EXERCISE TASK:
Transcribe the records in full, keeping every character as it is.

SUPPLIED DATA:
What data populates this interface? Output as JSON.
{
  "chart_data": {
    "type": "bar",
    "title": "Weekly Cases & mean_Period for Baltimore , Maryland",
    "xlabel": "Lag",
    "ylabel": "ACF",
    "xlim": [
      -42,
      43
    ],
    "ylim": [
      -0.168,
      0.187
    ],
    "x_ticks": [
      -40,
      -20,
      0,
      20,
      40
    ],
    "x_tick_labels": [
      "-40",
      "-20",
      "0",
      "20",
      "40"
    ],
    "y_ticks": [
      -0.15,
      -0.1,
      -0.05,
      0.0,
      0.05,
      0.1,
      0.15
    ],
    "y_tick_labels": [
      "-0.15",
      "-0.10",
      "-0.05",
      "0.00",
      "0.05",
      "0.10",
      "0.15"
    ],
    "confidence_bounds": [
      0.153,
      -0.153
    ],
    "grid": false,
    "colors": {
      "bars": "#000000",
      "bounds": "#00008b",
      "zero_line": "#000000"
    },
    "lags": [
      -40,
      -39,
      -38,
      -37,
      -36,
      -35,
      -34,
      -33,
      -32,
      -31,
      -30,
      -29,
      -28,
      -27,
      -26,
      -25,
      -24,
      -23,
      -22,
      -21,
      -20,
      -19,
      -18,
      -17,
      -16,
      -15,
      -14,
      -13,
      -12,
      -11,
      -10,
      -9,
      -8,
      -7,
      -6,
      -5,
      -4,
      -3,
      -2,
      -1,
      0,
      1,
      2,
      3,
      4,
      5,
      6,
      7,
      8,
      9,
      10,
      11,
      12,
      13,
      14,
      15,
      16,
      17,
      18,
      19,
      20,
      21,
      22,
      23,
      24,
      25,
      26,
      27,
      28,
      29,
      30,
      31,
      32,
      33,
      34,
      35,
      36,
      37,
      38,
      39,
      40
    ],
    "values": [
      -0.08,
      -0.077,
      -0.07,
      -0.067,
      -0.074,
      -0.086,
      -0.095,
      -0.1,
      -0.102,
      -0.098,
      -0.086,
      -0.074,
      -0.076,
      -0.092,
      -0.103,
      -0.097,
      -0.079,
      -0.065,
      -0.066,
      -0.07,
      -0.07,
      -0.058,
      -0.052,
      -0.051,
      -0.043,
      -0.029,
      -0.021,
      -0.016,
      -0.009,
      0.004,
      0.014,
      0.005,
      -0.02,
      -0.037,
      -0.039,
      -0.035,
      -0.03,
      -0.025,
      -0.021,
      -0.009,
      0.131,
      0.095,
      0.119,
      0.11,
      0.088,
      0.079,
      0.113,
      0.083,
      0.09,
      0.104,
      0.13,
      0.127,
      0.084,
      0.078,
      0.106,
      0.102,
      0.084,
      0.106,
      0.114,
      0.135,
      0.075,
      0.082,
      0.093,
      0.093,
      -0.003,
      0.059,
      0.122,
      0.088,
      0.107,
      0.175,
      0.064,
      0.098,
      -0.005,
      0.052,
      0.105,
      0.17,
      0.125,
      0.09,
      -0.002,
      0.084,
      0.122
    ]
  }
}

RESPONSE TO THIS TASK:
What data populates this interface? Output as JSON.
{
  "chart_data": {
    "type": "bar",
    "title": "Weekly Cases & mean_Period for Baltimore , Maryland",
    "xlabel": "Lag",
    "ylabel": "ACF",
    "xlim": [
      -42,
      43
    ],
    "ylim": [
      -0.168,
      0.187
    ],
    "x_ticks": [
      -40,
      -20,
      0,
      20,
      40
    ],
    "x_tick_labels": [
      "-40",
      "-20",
      "0",
      "20",
      "40"
    ],
    "y_ticks": [
      -0.15,
      -0.1,
      -0.05,
      0.0,
      0.05,
      0.1,
      0.15
    ],
    "y_tick_labels": [
      "-0.15",
      "-0.10",
      "-0.05",
      "0.00",
      "0.05",
      "0.10",
      "0.15"
    ],
    "confidence_bounds": [
      0.153,
      -0.153
    ],
    "grid": false,
    "colors": {
      "bars": "#000000",
      "bounds": "#00008b",
      "zero_line": "#000000"
    },
    "lags": [
      -40,
      -39,
      -38,
      -37,
      -36,
      -35,
      -34,
      -33,
      -32,
      -31,
      -30,
      -29,
      -28,
      -27,
      -26,
      -25,
      -24,
      -23,
      -22,
      -21,
      -20,
      -19,
      -18,
      -17,
      -16,
      -15,
      -14,
      -13,
      -12,
      -11,
      -10,
      -9,
      -8,
      -7,
      -6,
      -5,
      -4,
      -3,
      -2,
      -1,
      0,
      1,
      2,
      3,
      4,
      5,
      6,
      7,
      8,
      9,
      10,
      11,
      12,
      13,
      14,
      15,
      16,
      17,
      18,
      19,
      20,
      21,
      22,
      23,
      24,
      25,
      26,
      27,
      28,
      29,
      30,
      31,
      32,
      33,
      34,
      35,
      36,
      37,
      38,
      39,
      40
    ],
    "values": [
      -0.08,
      -0.077,
      -0.07,
      -0.067,
      -0.074,
      -0.086,
      -0.095,
      -0.1,
      -0.102,
      -0.098,
      -0.086,
      -0.074,
      -0.076,
      -0.092,
      -0.103,
      -0.097,
      -0.079,
      -0.065,
      -0.066,
      -0.07,
      -0.07,
      -0.058,
      -0.052,
      -0.051,
      -0.043,
      -0.029,
      -0.021,
      -0.016,
      -0.009,
      0.004,
      0.014,
      0.005,
      -0.02,
      -0.037,
      -0.039,
      -0.035,
      -0.03,
      -0.025,
      -0.021,
      -0.009,
      0.131,
      0.095,
      0.119,
      0.11,
      0.088,
      0.079,
      0.113,
      0.083,
      0.09,
      0.104,
      0.13,
      0.127,
      0.084,
      0.078,
      0.106,
      0.102,
      0.084,
      0.106,
      0.114,
      0.135,
      0.075,
      0.082,
      0.093,
      0.093,
      -0.003,
      0.059,
      0.122,
      0.088,
      0.107,
      0.175,
      0.064,
      0.098,
      -0.005,
      0.052,
      0.105,
      0.17,
      0.125,
      0.09,
      -0.002,
      0.084,
      0.122
    ]
  }
}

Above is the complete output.